START Exercise input

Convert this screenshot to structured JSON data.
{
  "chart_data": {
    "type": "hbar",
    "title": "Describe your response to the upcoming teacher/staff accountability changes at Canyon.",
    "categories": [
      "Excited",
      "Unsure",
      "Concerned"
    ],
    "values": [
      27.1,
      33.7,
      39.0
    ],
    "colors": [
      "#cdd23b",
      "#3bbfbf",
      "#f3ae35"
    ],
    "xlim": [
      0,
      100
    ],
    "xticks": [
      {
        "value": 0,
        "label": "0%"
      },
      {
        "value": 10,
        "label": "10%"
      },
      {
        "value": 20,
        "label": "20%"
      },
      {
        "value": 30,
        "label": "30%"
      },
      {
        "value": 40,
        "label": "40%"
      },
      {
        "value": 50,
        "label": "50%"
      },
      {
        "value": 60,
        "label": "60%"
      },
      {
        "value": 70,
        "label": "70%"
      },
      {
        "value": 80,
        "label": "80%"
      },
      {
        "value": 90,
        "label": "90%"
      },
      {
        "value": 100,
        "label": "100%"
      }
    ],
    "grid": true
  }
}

END Exercise input

Task description:
Reproduce the listing above verbatim, from first line to last.

Correct output:
Convert this screenshot to structured JSON data.
{
  "chart_data": {
    "type": "hbar",
    "title": "Describe your response to the upcoming teacher/staff accountability changes at Canyon.",
    "categories": [
      "Excited",
      "Unsure",
      "Concerned"
    ],
    "values": [
      27.1,
      33.7,
      39.0
    ],
    "colors": [
      "#cdd23b",
      "#3bbfbf",
      "#f3ae35"
    ],
    "xlim": [
      0,
      100
    ],
    "xticks": [
      {
        "value": 0,
        "label": "0%"
      },
      {
        "value": 10,
        "label": "10%"
      },
      {
        "value": 20,
        "label": "20%"
      },
      {
        "value": 30,
        "label": "30%"
      },
      {
        "value": 40,
        "label": "40%"
      },
      {
        "value": 50,
        "label": "50%"
      },
      {
        "value": 60,
        "label": "60%"
      },
      {
        "value": 70,
        "label": "70%"
      },
      {
        "value": 80,
        "label": "80%"
      },
      {
        "value": 90,
        "label": "90%"
      },
      {
        "value": 100,
        "label": "100%"
      }
    ],
    "grid": true
  }
}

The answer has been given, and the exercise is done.